Aim.
The records below need retyping in full; give them again exactly.

Exercise data.
-----

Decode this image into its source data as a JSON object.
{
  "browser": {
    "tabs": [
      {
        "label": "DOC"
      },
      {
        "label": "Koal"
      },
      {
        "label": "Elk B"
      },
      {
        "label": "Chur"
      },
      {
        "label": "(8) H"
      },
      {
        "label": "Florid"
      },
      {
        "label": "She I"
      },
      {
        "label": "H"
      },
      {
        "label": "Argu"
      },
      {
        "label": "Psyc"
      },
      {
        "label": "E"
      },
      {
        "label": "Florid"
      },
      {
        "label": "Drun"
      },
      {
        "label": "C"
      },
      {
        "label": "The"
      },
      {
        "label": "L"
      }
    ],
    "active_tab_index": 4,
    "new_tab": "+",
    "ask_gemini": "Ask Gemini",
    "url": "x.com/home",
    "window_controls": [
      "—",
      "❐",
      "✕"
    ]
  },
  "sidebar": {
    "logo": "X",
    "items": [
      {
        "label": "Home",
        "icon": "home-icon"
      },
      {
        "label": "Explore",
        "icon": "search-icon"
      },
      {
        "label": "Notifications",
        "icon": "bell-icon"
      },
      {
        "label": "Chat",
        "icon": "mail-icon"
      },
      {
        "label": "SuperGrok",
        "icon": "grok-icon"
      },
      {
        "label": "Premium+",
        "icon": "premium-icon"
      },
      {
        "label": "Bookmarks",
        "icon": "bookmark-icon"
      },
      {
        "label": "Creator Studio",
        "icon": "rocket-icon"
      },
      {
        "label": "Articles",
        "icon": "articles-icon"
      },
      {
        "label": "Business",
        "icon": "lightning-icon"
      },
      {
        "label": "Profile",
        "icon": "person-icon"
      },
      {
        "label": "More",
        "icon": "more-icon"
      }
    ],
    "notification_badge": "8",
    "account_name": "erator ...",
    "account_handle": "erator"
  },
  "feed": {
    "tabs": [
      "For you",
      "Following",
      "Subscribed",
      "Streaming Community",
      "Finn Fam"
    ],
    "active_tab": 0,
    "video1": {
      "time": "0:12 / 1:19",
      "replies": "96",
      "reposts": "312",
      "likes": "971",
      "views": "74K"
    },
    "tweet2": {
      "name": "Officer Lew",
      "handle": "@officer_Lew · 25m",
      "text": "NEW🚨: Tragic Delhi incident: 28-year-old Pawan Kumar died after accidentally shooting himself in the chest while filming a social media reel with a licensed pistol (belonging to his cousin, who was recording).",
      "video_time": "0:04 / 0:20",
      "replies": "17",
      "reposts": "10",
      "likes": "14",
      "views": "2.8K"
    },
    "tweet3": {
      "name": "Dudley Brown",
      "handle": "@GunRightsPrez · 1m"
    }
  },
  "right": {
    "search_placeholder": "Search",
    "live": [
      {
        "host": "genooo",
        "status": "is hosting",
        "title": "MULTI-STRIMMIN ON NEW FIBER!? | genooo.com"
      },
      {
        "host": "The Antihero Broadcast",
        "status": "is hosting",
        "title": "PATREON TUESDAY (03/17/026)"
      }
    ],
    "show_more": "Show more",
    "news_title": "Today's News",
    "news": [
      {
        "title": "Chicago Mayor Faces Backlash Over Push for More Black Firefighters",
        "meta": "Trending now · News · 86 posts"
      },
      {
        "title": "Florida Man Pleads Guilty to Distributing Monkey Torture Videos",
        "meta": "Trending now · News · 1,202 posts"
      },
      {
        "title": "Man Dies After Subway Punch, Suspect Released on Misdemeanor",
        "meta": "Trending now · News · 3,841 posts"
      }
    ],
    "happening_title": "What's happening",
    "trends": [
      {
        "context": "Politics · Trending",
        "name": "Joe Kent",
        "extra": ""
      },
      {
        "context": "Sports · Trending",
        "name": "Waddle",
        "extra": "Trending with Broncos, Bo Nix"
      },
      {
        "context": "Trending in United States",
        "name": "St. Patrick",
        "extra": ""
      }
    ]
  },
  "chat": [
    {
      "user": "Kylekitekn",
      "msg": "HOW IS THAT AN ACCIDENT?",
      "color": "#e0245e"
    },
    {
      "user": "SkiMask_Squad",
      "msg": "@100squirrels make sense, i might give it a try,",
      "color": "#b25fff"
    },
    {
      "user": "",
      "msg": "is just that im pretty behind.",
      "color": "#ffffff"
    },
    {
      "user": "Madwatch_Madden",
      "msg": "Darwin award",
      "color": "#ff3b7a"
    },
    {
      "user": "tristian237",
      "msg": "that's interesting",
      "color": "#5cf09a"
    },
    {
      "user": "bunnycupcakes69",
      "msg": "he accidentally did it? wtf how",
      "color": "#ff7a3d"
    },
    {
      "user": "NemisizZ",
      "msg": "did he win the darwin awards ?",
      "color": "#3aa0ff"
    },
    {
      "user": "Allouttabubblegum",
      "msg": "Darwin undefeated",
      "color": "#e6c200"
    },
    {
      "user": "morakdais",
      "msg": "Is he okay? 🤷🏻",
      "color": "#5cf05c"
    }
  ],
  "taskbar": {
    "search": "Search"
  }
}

-----

Answer in full.
Decode this image into its source data as a JSON object.
{
  "browser": {
    "tabs": [
      {
        "label": "DOC"
      },
      {
        "label": "Koal"
      },
      {
        "label": "Elk B"
      },
      {
        "label": "Chur"
      },
      {
        "label": "(8) H"
      },
      {
        "label": "Florid"
      },
      {
        "label": "She I"
      },
      {
        "label": "H"
      },
      {
        "label": "Argu"
      },
      {
        "label": "Psyc"
      },
      {
        "label": "E"
      },
      {
        "label": "Florid"
      },
      {
        "label": "Drun"
      },
      {
        "label": "C"
      },
      {
        "label": "The"
      },
      {
        "label": "L"
      }
    ],
    "active_tab_index": 4,
    "new_tab": "+",
    "ask_gemini": "Ask Gemini",
    "url": "x.com/home",
    "window_controls": [
      "—",
      "❐",
      "✕"
    ]
  },
  "sidebar": {
    "logo": "X",
    "items": [
      {
        "label": "Home",
        "icon": "home-icon"
      },
      {
        "label": "Explore",
        "icon": "search-icon"
      },
      {
        "label": "Notifications",
        "icon": "bell-icon"
      },
      {
        "label": "Chat",
        "icon": "mail-icon"
      },
      {
        "label": "SuperGrok",
        "icon": "grok-icon"
      },
      {
        "label": "Premium+",
        "icon": "premium-icon"
      },
      {
        "label": "Bookmarks",
        "icon": "bookmark-icon"
      },
      {
        "label": "Creator Studio",
        "icon": "rocket-icon"
      },
      {
        "label": "Articles",
        "icon": "articles-icon"
      },
      {
        "label": "Business",
        "icon": "lightning-icon"
      },
      {
        "label": "Profile",
        "icon": "person-icon"
      },
      {
        "label": "More",
        "icon": "more-icon"
      }
    ],
    "notification_badge": "8",
    "account_name": "erator ...",
    "account_handle": "erator"
  },
  "feed": {
    "tabs": [
      "For you",
      "Following",
      "Subscribed",
      "Streaming Community",
      "Finn Fam"
    ],
    "active_tab": 0,
    "video1": {
      "time": "0:12 / 1:19",
      "replies": "96",
      "reposts": "312",
      "likes": "971",
      "views": "74K"
    },
    "tweet2": {
      "name": "Officer Lew",
      "handle": "@officer_Lew · 25m",
      "text": "NEW🚨: Tragic Delhi incident: 28-year-old Pawan Kumar died after accidentally shooting himself in the chest while filming a social media reel with a licensed pistol (belonging to his cousin, who was recording).",
      "video_time": "0:04 / 0:20",
      "replies": "17",
      "reposts": "10",
      "likes": "14",
      "views": "2.8K"
    },
    "tweet3": {
      "name": "Dudley Brown",
      "handle": "@GunRightsPrez · 1m"
    }
  },
  "right": {
    "search_placeholder": "Search",
    "live": [
      {
        "host": "genooo",
        "status": "is hosting",
        "title": "MULTI-STRIMMIN ON NEW FIBER!? | genooo.com"
      },
      {
        "host": "The Antihero Broadcast",
        "status": "is hosting",
        "title": "PATREON TUESDAY (03/17/026)"
      }
    ],
    "show_more": "Show more",
    "news_title": "Today's News",
    "news": [
      {
        "title": "Chicago Mayor Faces Backlash Over Push for More Black Firefighters",
        "meta": "Trending now · News · 86 posts"
      },
      {
        "title": "Florida Man Pleads Guilty to Distributing Monkey Torture Videos",
        "meta": "Trending now · News · 1,202 posts"
      },
      {
        "title": "Man Dies After Subway Punch, Suspect Released on Misdemeanor",
        "meta": "Trending now · News · 3,841 posts"
      }
    ],
    "happening_title": "What's happening",
    "trends": [
      {
        "context": "Politics · Trending",
        "name": "Joe Kent",
        "extra": ""
      },
      {
        "context": "Sports · Trending",
        "name": "Waddle",
        "extra": "Trending with Broncos, Bo Nix"
      },
      {
        "context": "Trending in United States",
        "name": "St. Patrick",
        "extra": ""
      }
    ]
  },
  "chat": [
    {
      "user": "Kylekitekn",
      "msg": "HOW IS THAT AN ACCIDENT?",
      "color": "#e0245e"
    },
    {
      "user": "SkiMask_Squad",
      "msg": "@100squirrels make sense, i might give it a try,",
      "color": "#b25fff"
    },
    {
      "user": "",
      "msg": "is just that im pretty behind.",
      "color": "#ffffff"
    },
    {
      "user": "Madwatch_Madden",
      "msg": "Darwin award",
      "color": "#ff3b7a"
    },
    {
      "user": "tristian237",
      "msg": "that's interesting",
      "color": "#5cf09a"
    },
    {
      "user": "bunnycupcakes69",
      "msg": "he accidentally did it? wtf how",
      "color": "#ff7a3d"
    },
    {
      "user": "NemisizZ",
      "msg": "did he win the darwin awards ?",
      "color": "#3aa0ff"
    },
    {
      "user": "Allouttabubblegum",
      "msg": "Darwin undefeated",
      "color": "#e6c200"
    },
    {
      "user": "morakdais",
      "msg": "Is he okay? 🤷🏻",
      "color": "#5cf05c"
    }
  ],
  "taskbar": {
    "search": "Search"
  }
}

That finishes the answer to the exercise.